# WHAT THE EXERCISE ASKS
Look through the data below. Show each line where the string "Bearing" occurs.
====================
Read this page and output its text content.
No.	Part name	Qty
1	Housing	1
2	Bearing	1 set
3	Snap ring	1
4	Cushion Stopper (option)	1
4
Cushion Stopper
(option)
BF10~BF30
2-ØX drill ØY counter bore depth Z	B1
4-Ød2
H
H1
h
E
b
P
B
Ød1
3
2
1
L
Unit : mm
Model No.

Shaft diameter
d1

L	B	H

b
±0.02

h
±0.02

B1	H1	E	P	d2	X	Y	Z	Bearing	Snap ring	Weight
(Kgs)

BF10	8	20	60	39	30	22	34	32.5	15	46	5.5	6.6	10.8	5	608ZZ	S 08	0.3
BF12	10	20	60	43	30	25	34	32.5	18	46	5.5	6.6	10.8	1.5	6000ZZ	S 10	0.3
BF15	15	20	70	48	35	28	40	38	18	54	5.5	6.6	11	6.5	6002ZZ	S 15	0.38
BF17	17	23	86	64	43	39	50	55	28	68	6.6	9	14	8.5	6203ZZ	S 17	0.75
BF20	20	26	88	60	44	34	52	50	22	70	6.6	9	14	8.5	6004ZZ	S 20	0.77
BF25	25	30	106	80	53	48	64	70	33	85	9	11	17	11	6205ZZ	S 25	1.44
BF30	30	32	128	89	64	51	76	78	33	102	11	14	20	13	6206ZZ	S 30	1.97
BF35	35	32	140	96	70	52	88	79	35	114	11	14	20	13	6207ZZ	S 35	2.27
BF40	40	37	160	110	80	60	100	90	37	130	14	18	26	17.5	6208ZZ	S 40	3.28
====================
# RESULT
2	Bearing	1 set
B1	H1	E	P	d2	X	Y	Z	Bearing	Snap ring	Weight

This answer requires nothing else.